# [Task description]
Find the lines below that contain the word "this" and count them. Only the number should be given.

-------

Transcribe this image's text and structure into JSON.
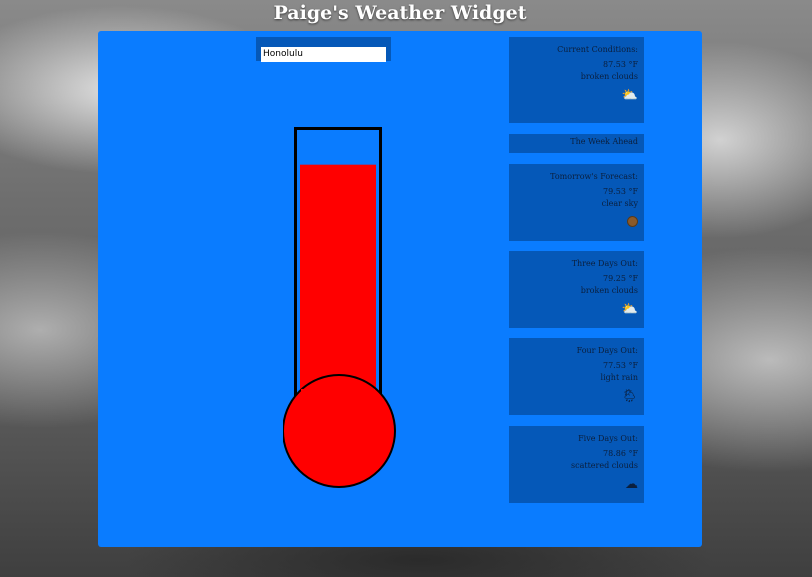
{
  "app": {
    "title": "Paige's Weather Widget"
  },
  "search": {
    "value": "Honolulu",
    "placeholder": ""
  },
  "thermometer": {
    "fill_fraction": 0.88,
    "fill_color": "#ff0000",
    "tube_color": "#000000"
  },
  "current": {
    "title": "Current Conditions:",
    "temp": "87.53 °F",
    "desc": "broken clouds",
    "icon": "broken-clouds-icon"
  },
  "week_header": "The Week Ahead",
  "forecast": [
    {
      "title": "Tomorrow's Forecast:",
      "temp": "79.53 °F",
      "desc": "clear sky",
      "icon": "clear-sky-icon"
    },
    {
      "title": "Three Days Out:",
      "temp": "79.25 °F",
      "desc": "broken clouds",
      "icon": "broken-clouds-icon"
    },
    {
      "title": "Four Days Out:",
      "temp": "77.53 °F",
      "desc": "light rain",
      "icon": "light-rain-icon"
    },
    {
      "title": "Five Days Out:",
      "temp": "78.86 °F",
      "desc": "scattered clouds",
      "icon": "scattered-clouds-icon"
    }
  ],
  "colors": {
    "widget_bg": "#0a7cff",
    "panel_bg": "#0558b8"
  }
}
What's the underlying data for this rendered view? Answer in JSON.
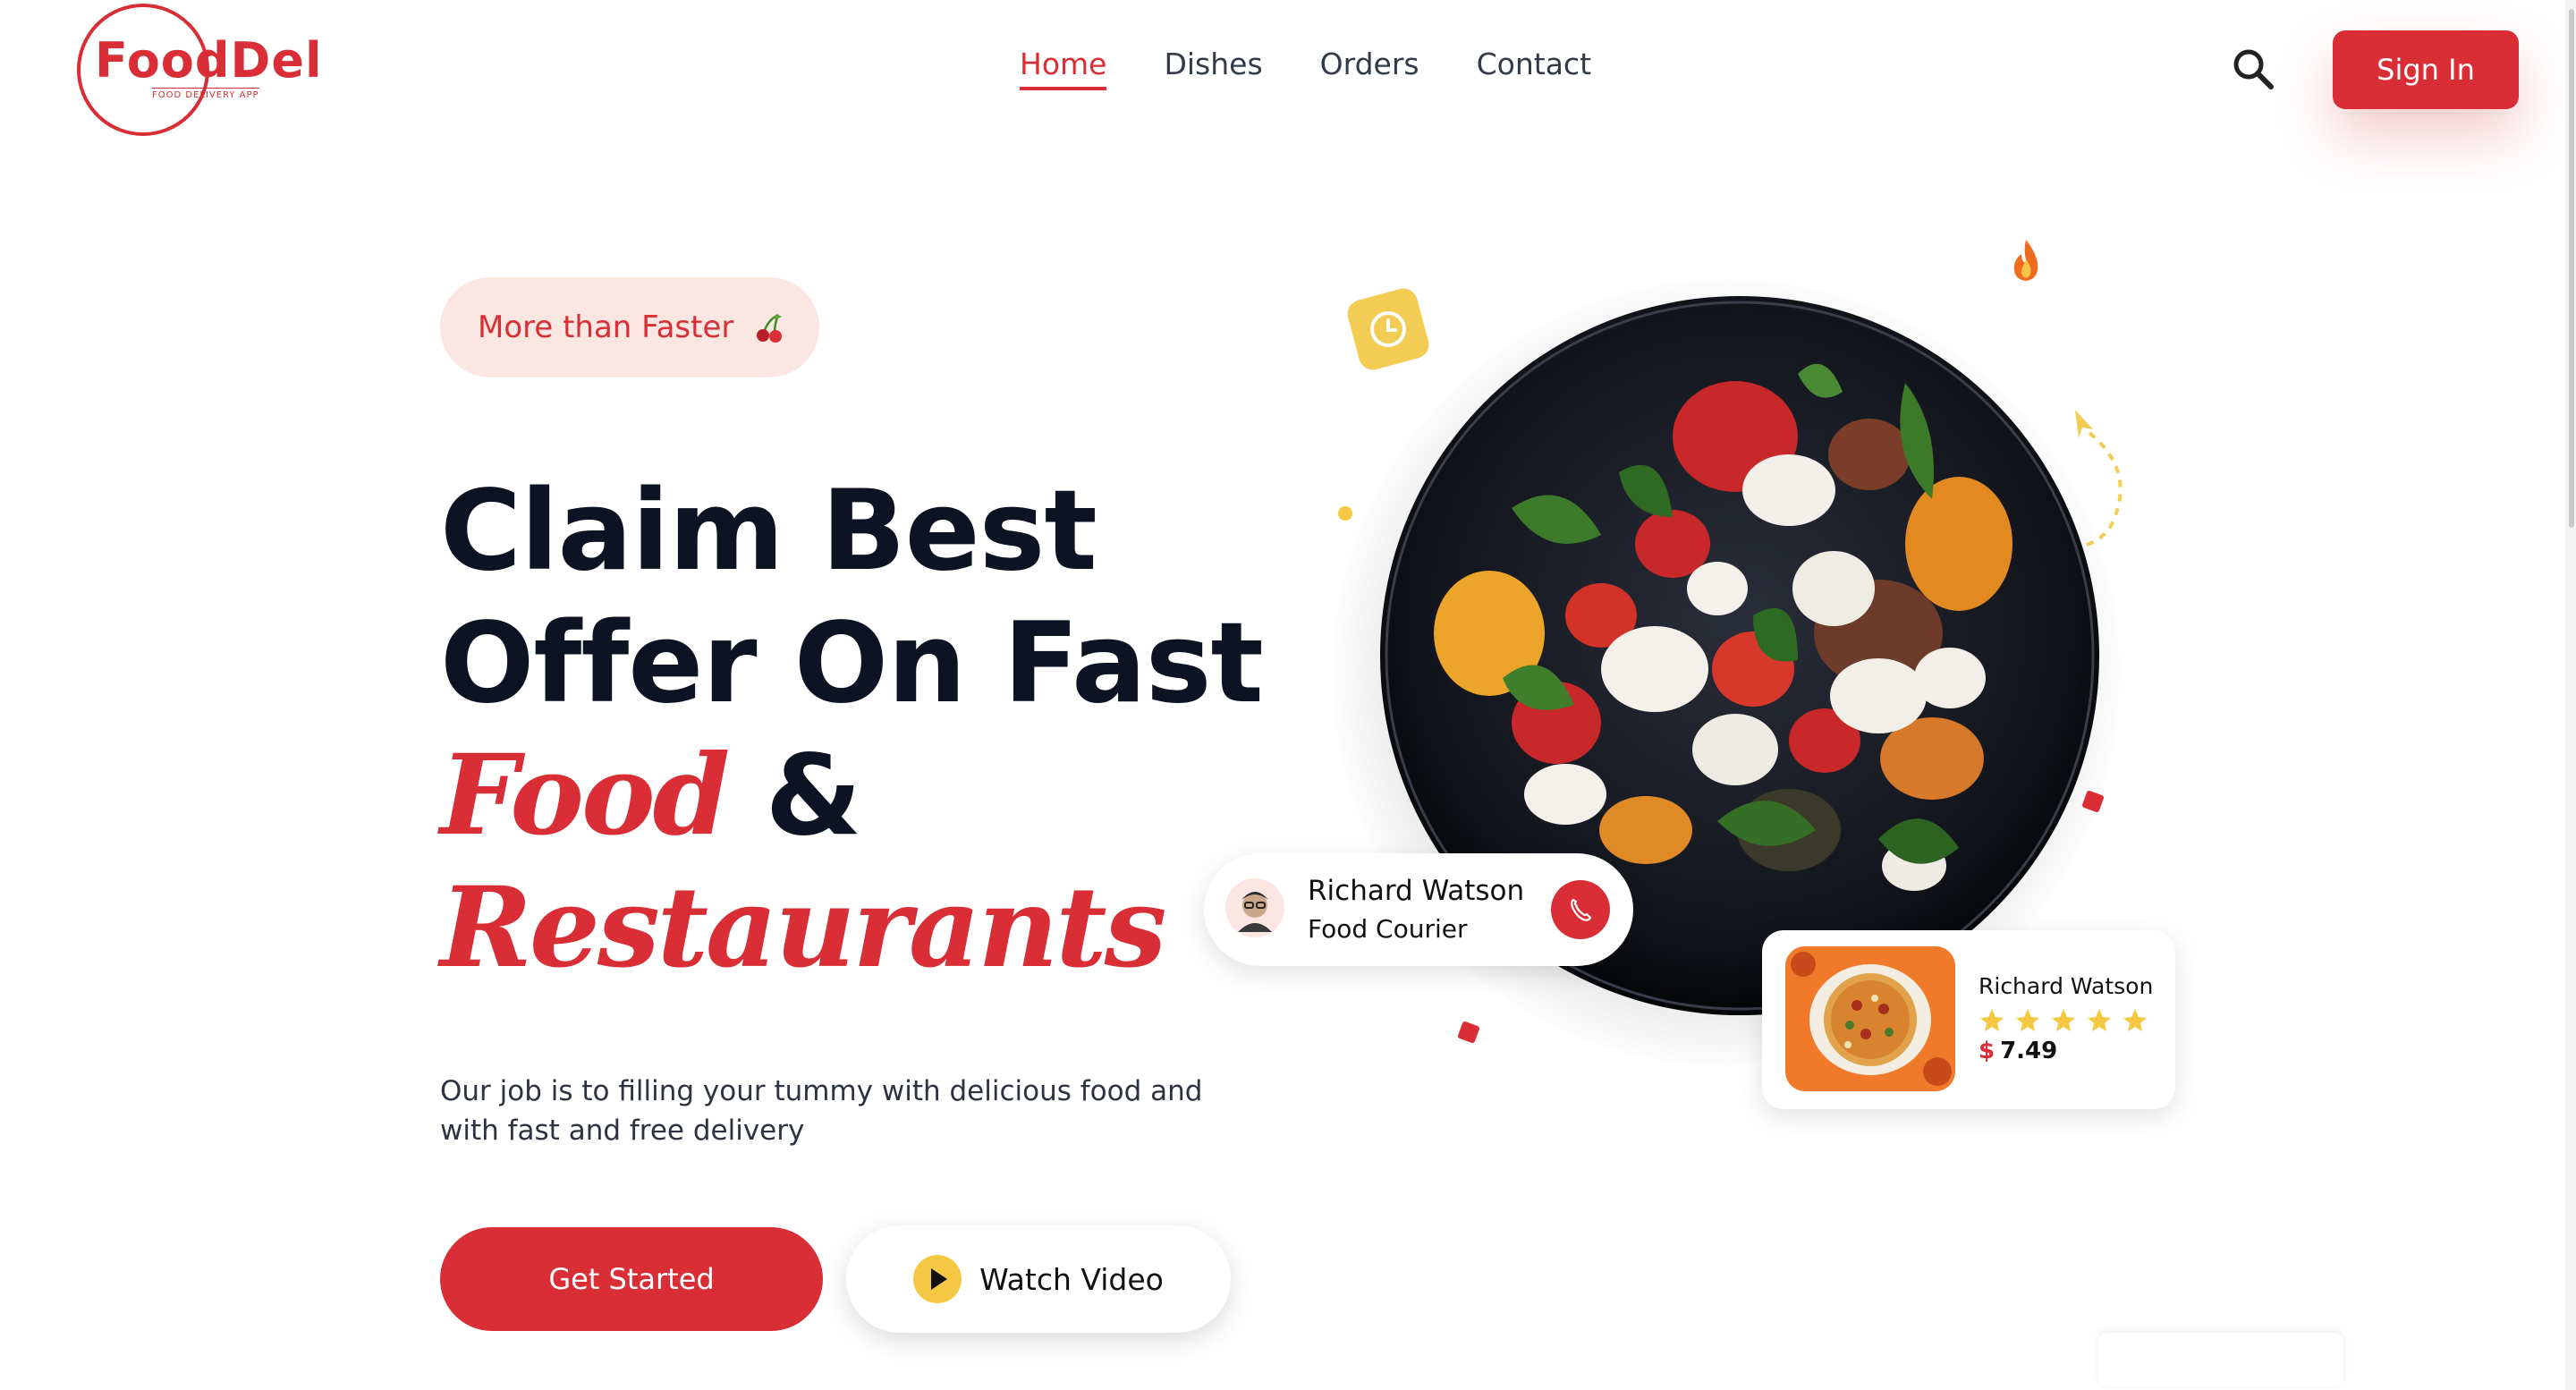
{
  "header": {
    "logo": {
      "name": "FoodDel",
      "tagline": "FOOD DELIVERY APP"
    },
    "nav": [
      {
        "label": "Home",
        "active": true
      },
      {
        "label": "Dishes",
        "active": false
      },
      {
        "label": "Orders",
        "active": false
      },
      {
        "label": "Contact",
        "active": false
      }
    ],
    "search_icon": "search-icon",
    "signin_label": "Sign In"
  },
  "hero": {
    "badge": {
      "text": "More than Faster",
      "icon": "cherry-icon"
    },
    "headline": {
      "line1": "Claim Best",
      "line2": "Offer On Fast",
      "food": "Food",
      "amp": "&",
      "restaurants": "Restaurants"
    },
    "description": "Our job is to filling your tummy with delicious food and\n with fast and free delivery",
    "cta_primary": "Get Started",
    "cta_secondary": "Watch Video"
  },
  "courier_card": {
    "name": "Richard Watson",
    "role": "Food Courier",
    "icon": "phone-icon"
  },
  "product_card": {
    "name": "Richard Watson",
    "rating": 5,
    "max_rating": 5,
    "currency": "$",
    "price": "7.49"
  },
  "colors": {
    "brand": "#d92e36",
    "accent_yellow": "#f5c844",
    "badge_bg": "#fbe6e2",
    "heading": "#0c1322"
  }
}
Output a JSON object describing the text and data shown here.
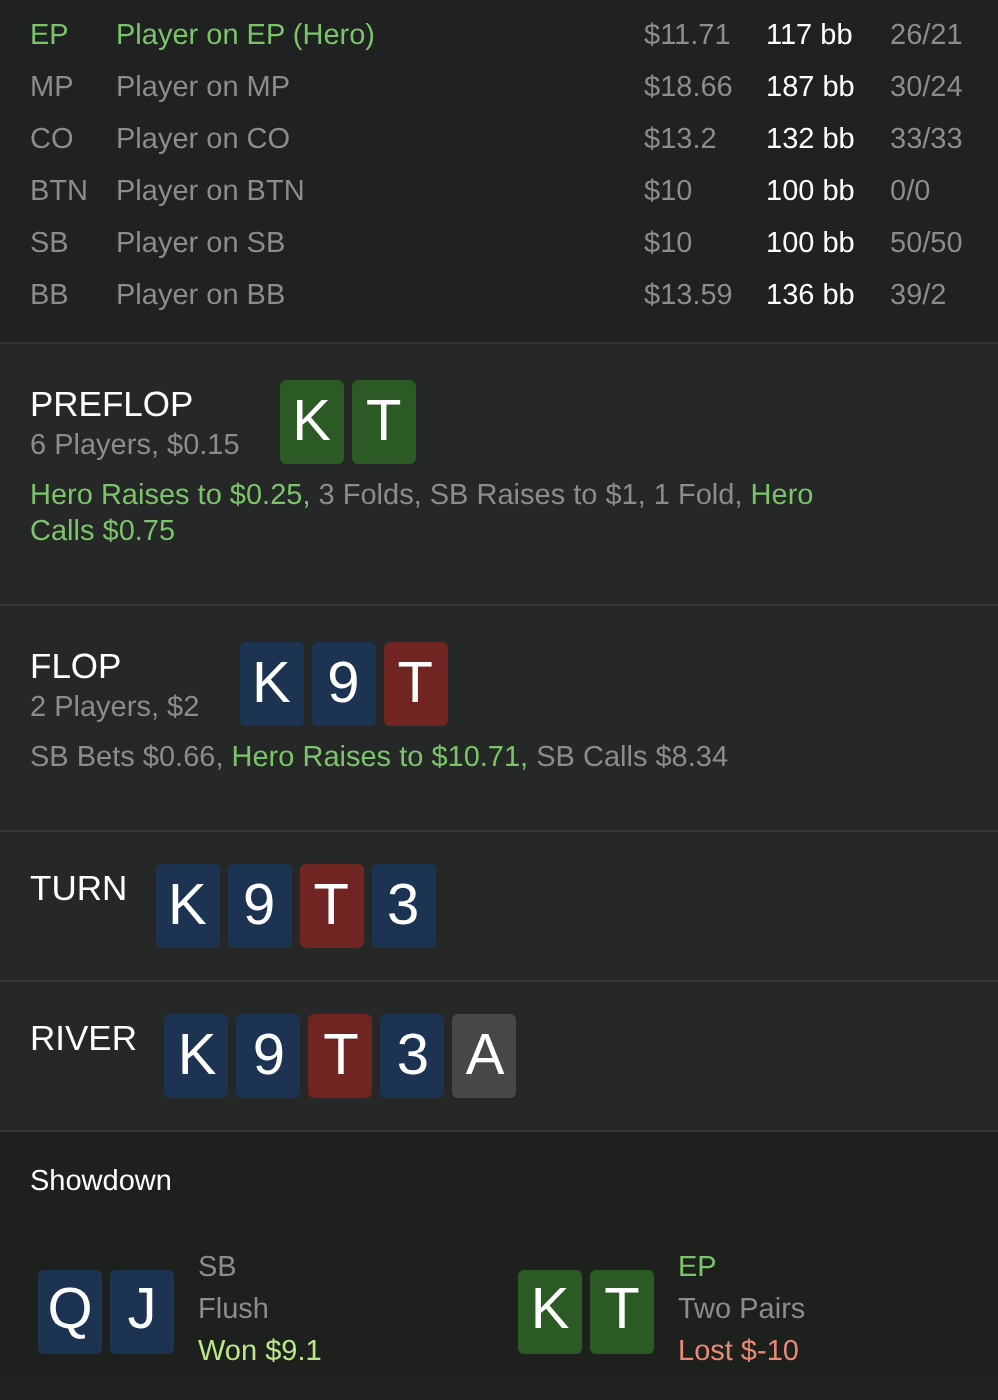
{
  "players": [
    {
      "position": "EP",
      "name": "Player on EP (Hero)",
      "hero": true,
      "stack": "$11.71",
      "bb": "117 bb",
      "stats": "26/21"
    },
    {
      "position": "MP",
      "name": "Player on MP",
      "hero": false,
      "stack": "$18.66",
      "bb": "187 bb",
      "stats": "30/24"
    },
    {
      "position": "CO",
      "name": "Player on CO",
      "hero": false,
      "stack": "$13.2",
      "bb": "132 bb",
      "stats": "33/33"
    },
    {
      "position": "BTN",
      "name": "Player on BTN",
      "hero": false,
      "stack": "$10",
      "bb": "100 bb",
      "stats": "0/0"
    },
    {
      "position": "SB",
      "name": "Player on SB",
      "hero": false,
      "stack": "$10",
      "bb": "100 bb",
      "stats": "50/50"
    },
    {
      "position": "BB",
      "name": "Player on BB",
      "hero": false,
      "stack": "$13.59",
      "bb": "136 bb",
      "stats": "39/2"
    }
  ],
  "streets": [
    {
      "title": "PREFLOP",
      "info": "6 Players, $0.15",
      "cards": [
        {
          "rank": "K",
          "color": "#2c5a24"
        },
        {
          "rank": "T",
          "color": "#2c5a24"
        }
      ],
      "actions": [
        {
          "text": "Hero Raises to $0.25,",
          "hero": true
        },
        {
          "text": "3 Folds, SB Raises to $1, 1 Fold,",
          "hero": false
        },
        {
          "text": "Hero Calls $0.75",
          "hero": true
        }
      ]
    },
    {
      "title": "FLOP",
      "info": "2 Players, $2",
      "cards": [
        {
          "rank": "K",
          "color": "#1c3352"
        },
        {
          "rank": "9",
          "color": "#1c3352"
        },
        {
          "rank": "T",
          "color": "#712522"
        }
      ],
      "actions": [
        {
          "text": "SB Bets $0.66,",
          "hero": false
        },
        {
          "text": "Hero Raises to $10.71,",
          "hero": true
        },
        {
          "text": "SB Calls $8.34",
          "hero": false
        }
      ]
    },
    {
      "title": "TURN",
      "cards": [
        {
          "rank": "K",
          "color": "#1c3352"
        },
        {
          "rank": "9",
          "color": "#1c3352"
        },
        {
          "rank": "T",
          "color": "#712522"
        },
        {
          "rank": "3",
          "color": "#1c3352"
        }
      ]
    },
    {
      "title": "RIVER",
      "cards": [
        {
          "rank": "K",
          "color": "#1c3352"
        },
        {
          "rank": "9",
          "color": "#1c3352"
        },
        {
          "rank": "T",
          "color": "#712522"
        },
        {
          "rank": "3",
          "color": "#1c3352"
        },
        {
          "rank": "A",
          "color": "#484848"
        }
      ]
    }
  ],
  "showdown": {
    "title": "Showdown",
    "hands": [
      {
        "cards": [
          {
            "rank": "Q",
            "color": "#1c3352"
          },
          {
            "rank": "J",
            "color": "#1c3352"
          }
        ],
        "position": "SB",
        "hero": false,
        "hand": "Flush",
        "result": "Won $9.1",
        "won": true
      },
      {
        "cards": [
          {
            "rank": "K",
            "color": "#2c5a24"
          },
          {
            "rank": "T",
            "color": "#2c5a24"
          }
        ],
        "position": "EP",
        "hero": true,
        "hand": "Two Pairs",
        "result": "Lost $-10",
        "won": false
      }
    ]
  }
}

-------

# [Output of the exercise]
2